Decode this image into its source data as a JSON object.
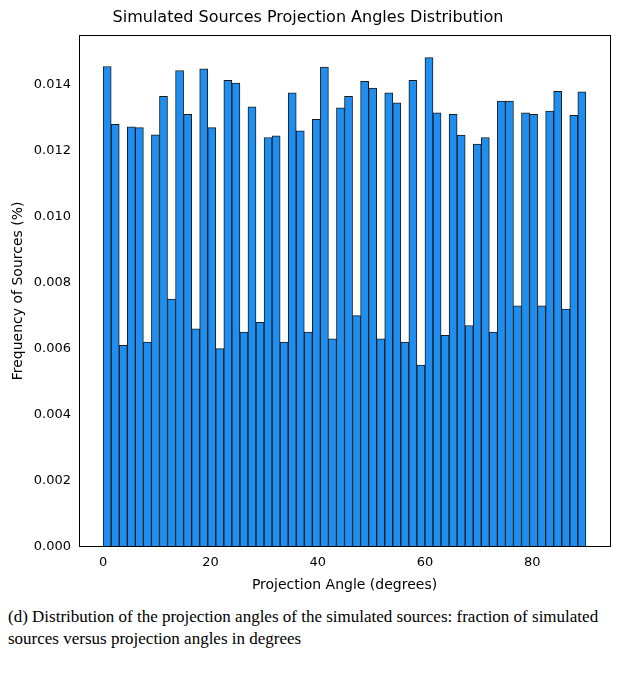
{
  "chart_data": {
    "type": "histogram",
    "title": "Simulated Sources Projection Angles Distribution",
    "x_label": "Projection Angle (degrees)",
    "y_label": "Frequency of Sources (%)",
    "caption": "(d) Distribution of the projection angles of the simulated sources: fraction of simulated sources versus projection angles in degrees",
    "bins": [
      0,
      1.5,
      3,
      4.5,
      6,
      7.5,
      9,
      10.5,
      12,
      13.5,
      15,
      16.5,
      18,
      19.5,
      21,
      22.5,
      24,
      25.5,
      27,
      28.5,
      30,
      31.5,
      33,
      34.5,
      36,
      37.5,
      39,
      40.5,
      42,
      43.5,
      45,
      46.5,
      48,
      49.5,
      51,
      52.5,
      54,
      55.5,
      57,
      58.5,
      60,
      61.5,
      63,
      64.5,
      66,
      67.5,
      69,
      70.5,
      72,
      73.5,
      75,
      76.5,
      78,
      79.5,
      81,
      82.5,
      84,
      85.5,
      87,
      88.5,
      90
    ],
    "values": [
      0.01455,
      0.0128,
      0.0061,
      0.01272,
      0.0127,
      0.0062,
      0.01248,
      0.01365,
      0.0075,
      0.01443,
      0.0131,
      0.0066,
      0.01448,
      0.0127,
      0.006,
      0.01413,
      0.01405,
      0.0065,
      0.01333,
      0.0068,
      0.0124,
      0.01245,
      0.0062,
      0.01375,
      0.0126,
      0.0065,
      0.01295,
      0.01453,
      0.0063,
      0.0133,
      0.01365,
      0.007,
      0.0141,
      0.0139,
      0.0063,
      0.01375,
      0.01345,
      0.0062,
      0.01413,
      0.0055,
      0.01482,
      0.01315,
      0.0064,
      0.0131,
      0.01247,
      0.0067,
      0.0122,
      0.0124,
      0.0065,
      0.0135,
      0.0135,
      0.0073,
      0.01315,
      0.0131,
      0.0073,
      0.0132,
      0.0138,
      0.0072,
      0.01307,
      0.01378
    ],
    "color": "#1e8ff0",
    "xlim": [
      -4.5,
      94.5
    ],
    "xticks": [
      0,
      20,
      40,
      60,
      80
    ],
    "ylim": [
      0,
      0.0155
    ],
    "yticks": [
      {
        "value": 0,
        "label": "0.000"
      },
      {
        "value": 0.002,
        "label": "0.002"
      },
      {
        "value": 0.004,
        "label": "0.004"
      },
      {
        "value": 0.006,
        "label": "0.006"
      },
      {
        "value": 0.008,
        "label": "0.008"
      },
      {
        "value": 0.01,
        "label": "0.010"
      },
      {
        "value": 0.012,
        "label": "0.012"
      },
      {
        "value": 0.014,
        "label": "0.014"
      }
    ],
    "grid": false
  }
}
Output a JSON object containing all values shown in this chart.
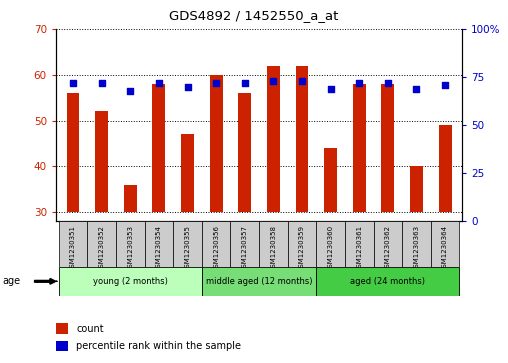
{
  "title": "GDS4892 / 1452550_a_at",
  "samples": [
    "GSM1230351",
    "GSM1230352",
    "GSM1230353",
    "GSM1230354",
    "GSM1230355",
    "GSM1230356",
    "GSM1230357",
    "GSM1230358",
    "GSM1230359",
    "GSM1230360",
    "GSM1230361",
    "GSM1230362",
    "GSM1230363",
    "GSM1230364"
  ],
  "counts": [
    56,
    52,
    36,
    58,
    47,
    60,
    56,
    62,
    62,
    44,
    58,
    58,
    40,
    49
  ],
  "percentiles": [
    72,
    72,
    68,
    72,
    70,
    72,
    72,
    73,
    73,
    69,
    72,
    72,
    69,
    71
  ],
  "bar_bottom": 30,
  "ylim_left": [
    28,
    70
  ],
  "ylim_right": [
    0,
    100
  ],
  "yticks_left": [
    30,
    40,
    50,
    60,
    70
  ],
  "yticks_right": [
    0,
    25,
    50,
    75,
    100
  ],
  "bar_color": "#cc2200",
  "dot_color": "#0000cc",
  "groups": [
    {
      "label": "young (2 months)",
      "start": 0,
      "end": 5,
      "color": "#bbffbb"
    },
    {
      "label": "middle aged (12 months)",
      "start": 5,
      "end": 9,
      "color": "#77dd77"
    },
    {
      "label": "aged (24 months)",
      "start": 9,
      "end": 14,
      "color": "#44cc44"
    }
  ],
  "legend_count_label": "count",
  "legend_pct_label": "percentile rank within the sample",
  "age_label": "age",
  "tick_color_left": "#cc2200",
  "tick_color_right": "#0000cc",
  "bar_width": 0.45,
  "sample_bg": "#cccccc"
}
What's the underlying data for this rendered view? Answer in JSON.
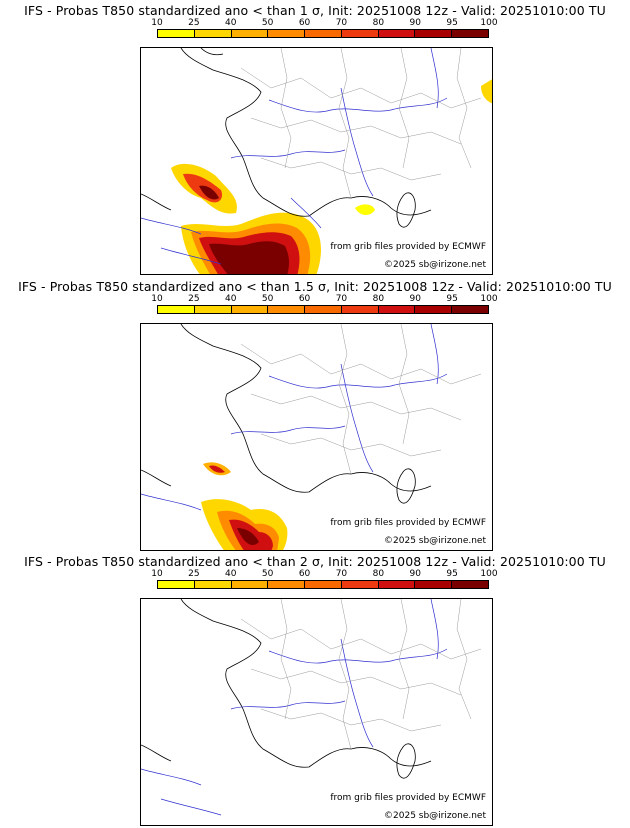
{
  "panels": [
    {
      "title": "IFS - Probas T850  standardized ano < than 1 σ, Init: 20251008 12z - Valid: 20251010:00 TU",
      "credit_grib": "from grib files provided by ECMWF",
      "credit_site": "©2025 sb@irizone.net"
    },
    {
      "title": "IFS - Probas T850  standardized ano < than 1.5 σ, Init: 20251008 12z - Valid: 20251010:00 TU",
      "credit_grib": "from grib files provided by ECMWF",
      "credit_site": "©2025 sb@irizone.net"
    },
    {
      "title": "IFS - Probas T850  standardized ano < than 2 σ, Init: 20251008 12z - Valid: 20251010:00 TU",
      "credit_grib": "from grib files provided by ECMWF",
      "credit_site": "©2025 sb@irizone.net"
    }
  ],
  "colorbar": {
    "ticks": [
      "10",
      "25",
      "40",
      "50",
      "60",
      "70",
      "80",
      "90",
      "95",
      "100"
    ],
    "colors": [
      "#ffff00",
      "#ffd700",
      "#ffb000",
      "#ff8c00",
      "#f86a00",
      "#ee3a10",
      "#d01010",
      "#a80000",
      "#7a0000"
    ]
  }
}
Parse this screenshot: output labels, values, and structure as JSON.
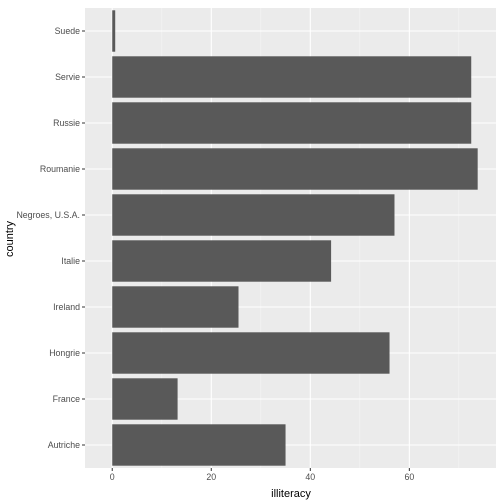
{
  "chart_data": {
    "type": "bar",
    "orientation": "horizontal",
    "categories": [
      "Suede",
      "Servie",
      "Russie",
      "Roumanie",
      "Negroes, U.S.A.",
      "Italie",
      "Ireland",
      "Hongrie",
      "France",
      "Autriche"
    ],
    "values": [
      0.6,
      72.5,
      72.5,
      73.8,
      57.0,
      44.2,
      25.5,
      56.0,
      13.2,
      35.0
    ],
    "xlabel": "illiteracy",
    "ylabel": "country",
    "xlim": [
      -5.5,
      77.5
    ],
    "xticks": [
      0,
      20,
      40,
      60
    ],
    "grid": true,
    "colors": {
      "panel": "#ebebeb",
      "bar": "#595959",
      "grid_major": "#ffffff",
      "grid_minor": "#f5f5f5"
    }
  }
}
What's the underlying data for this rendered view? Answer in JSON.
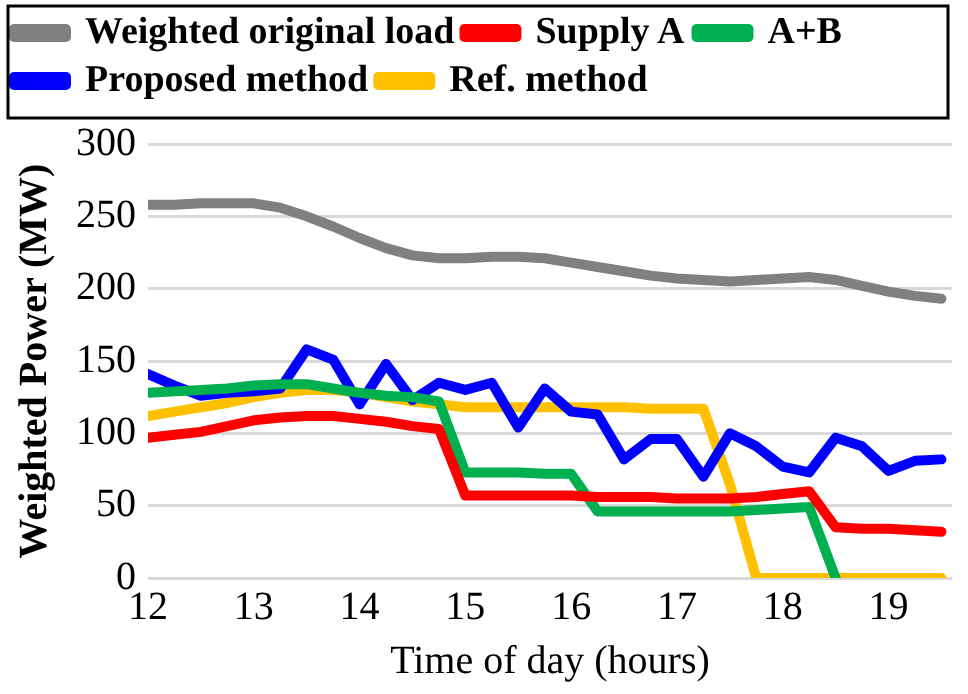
{
  "chart_data": {
    "type": "line",
    "xlabel": "Time of day (hours)",
    "ylabel": "Weighted Power (MW)",
    "x": [
      12,
      12.25,
      12.5,
      12.75,
      13,
      13.25,
      13.5,
      13.75,
      14,
      14.25,
      14.5,
      14.75,
      15,
      15.25,
      15.5,
      15.75,
      16,
      16.25,
      16.5,
      16.75,
      17,
      17.25,
      17.5,
      17.75,
      18,
      18.25,
      18.5,
      18.75,
      19,
      19.25,
      19.5
    ],
    "xlim": [
      12,
      19.6
    ],
    "xticks": [
      12,
      13,
      14,
      15,
      16,
      17,
      18,
      19
    ],
    "ylim": [
      0,
      300
    ],
    "yticks": [
      0,
      50,
      100,
      150,
      200,
      250,
      300
    ],
    "grid": "y",
    "legend": "top",
    "marker": "none",
    "line_style": "solid",
    "series": [
      {
        "name": "Weighted original load",
        "color": "#808080",
        "values": [
          258,
          258,
          259,
          259,
          259,
          256,
          250,
          243,
          235,
          228,
          223,
          221,
          221,
          222,
          222,
          221,
          218,
          215,
          212,
          209,
          207,
          206,
          205,
          206,
          207,
          208,
          206,
          202,
          198,
          195,
          193
        ]
      },
      {
        "name": "Supply A",
        "color": "#ff0000",
        "values": [
          97,
          99,
          101,
          105,
          109,
          111,
          112,
          112,
          110,
          108,
          105,
          103,
          57,
          57,
          57,
          57,
          57,
          56,
          56,
          56,
          55,
          55,
          55,
          56,
          58,
          60,
          35,
          34,
          34,
          33,
          32
        ]
      },
      {
        "name": "A+B",
        "color": "#00b050",
        "values": [
          128,
          129,
          130,
          131,
          133,
          134,
          134,
          131,
          128,
          126,
          125,
          122,
          73,
          73,
          73,
          72,
          72,
          46,
          46,
          46,
          46,
          46,
          46,
          47,
          48,
          49,
          0,
          null,
          null,
          null,
          null
        ]
      },
      {
        "name": "Proposed method",
        "color": "#0000ff",
        "values": [
          141,
          133,
          126,
          128,
          129,
          131,
          158,
          151,
          120,
          148,
          123,
          135,
          130,
          135,
          104,
          131,
          115,
          113,
          82,
          96,
          96,
          70,
          100,
          91,
          77,
          73,
          97,
          91,
          74,
          81,
          82
        ]
      },
      {
        "name": "Ref. method",
        "color": "#ffc000",
        "values": [
          112,
          115,
          118,
          121,
          125,
          128,
          130,
          130,
          128,
          125,
          122,
          120,
          118,
          118,
          118,
          118,
          118,
          118,
          118,
          117,
          117,
          117,
          65,
          0,
          0,
          0,
          0,
          0,
          0,
          0,
          0
        ]
      }
    ]
  }
}
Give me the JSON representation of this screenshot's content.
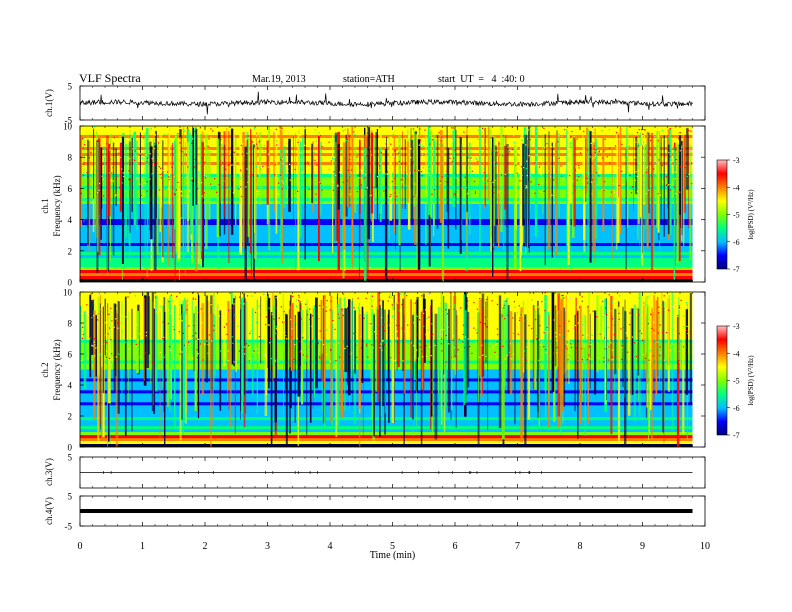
{
  "header": {
    "title": "VLF Spectra",
    "date": "Mar.19, 2013",
    "station": "station=ATH",
    "start": "start  UT  =   4  :40: 0"
  },
  "chart_data": [
    {
      "type": "line",
      "panel": "ch1-waveform",
      "ylabel": "ch.1(V)",
      "ylim": [
        -5,
        5
      ],
      "yticks": [
        "5",
        "-5"
      ],
      "x_range_min": [
        0,
        9.8
      ],
      "baseline": 0.0
    },
    {
      "type": "heatmap",
      "panel": "ch1-spectrogram",
      "ylabel": [
        "ch.1",
        "Frequency  (kHz)"
      ],
      "ylim": [
        0,
        10
      ],
      "yticks": [
        "0",
        "2",
        "4",
        "6",
        "8",
        "10"
      ],
      "colorbar": {
        "label": "log(PSD) (V²/Hz)",
        "range": [
          -7,
          -3
        ],
        "ticks": [
          "-3",
          "-4",
          "-5",
          "-6",
          "-7"
        ]
      }
    },
    {
      "type": "heatmap",
      "panel": "ch2-spectrogram",
      "ylabel": [
        "ch.2",
        "Frequency  (kHz)"
      ],
      "ylim": [
        0,
        10
      ],
      "yticks": [
        "0",
        "2",
        "4",
        "6",
        "8",
        "10"
      ],
      "colorbar": {
        "label": "log(PSD) (V²/Hz)",
        "range": [
          -7,
          -3
        ],
        "ticks": [
          "-3",
          "-4",
          "-5",
          "-6",
          "-7"
        ]
      }
    },
    {
      "type": "line",
      "panel": "ch3-waveform",
      "ylabel": "ch.3(V)",
      "ylim": [
        -5,
        5
      ],
      "yticks": [
        "5"
      ],
      "baseline": 0.0
    },
    {
      "type": "line",
      "panel": "ch4-waveform",
      "ylabel": "ch.4(V)",
      "ylim": [
        -5,
        5
      ],
      "yticks": [
        "5",
        "-5"
      ],
      "baseline": 0.0
    }
  ],
  "xaxis": {
    "label": "Time  (min)",
    "ticks": [
      "0",
      "1",
      "2",
      "3",
      "4",
      "5",
      "6",
      "7",
      "8",
      "9",
      "10"
    ],
    "xlim": [
      0,
      10
    ]
  },
  "colors": {
    "colormap": [
      "#000080",
      "#0000ff",
      "#00c0ff",
      "#00ff80",
      "#80ff00",
      "#ffff00",
      "#ff8000",
      "#ff0000",
      "#ffc0c0"
    ]
  }
}
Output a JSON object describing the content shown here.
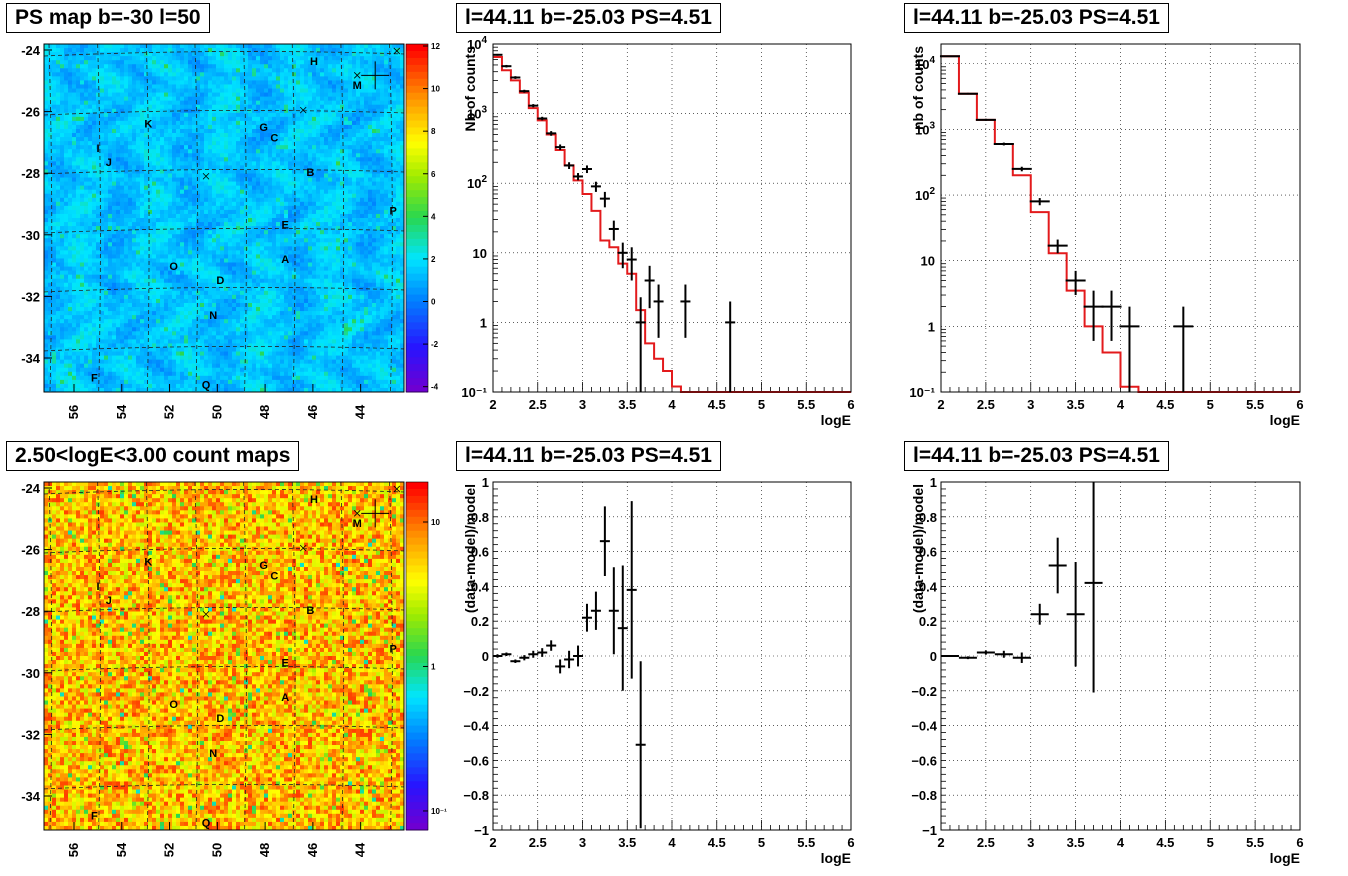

◆ TASK PROMPT
Which lines in the records above contain the string "Valid"? Copy each one.

◆ THE SOLUTION
      "title": "IFS - Probas T850  standardized ano < than 1 σ, Init: 20251008 12z - Valid: 20251010:00 TU",
      "title": "IFS - Probas T850  standardized ano < than 1.5 σ, Init: 20251008 12z - Valid: 20251010:00 TU",
      "title": "IFS - Probas T850  standardized ano < than 2 σ, Init: 20251008 12z - Valid: 20251010:00 TU",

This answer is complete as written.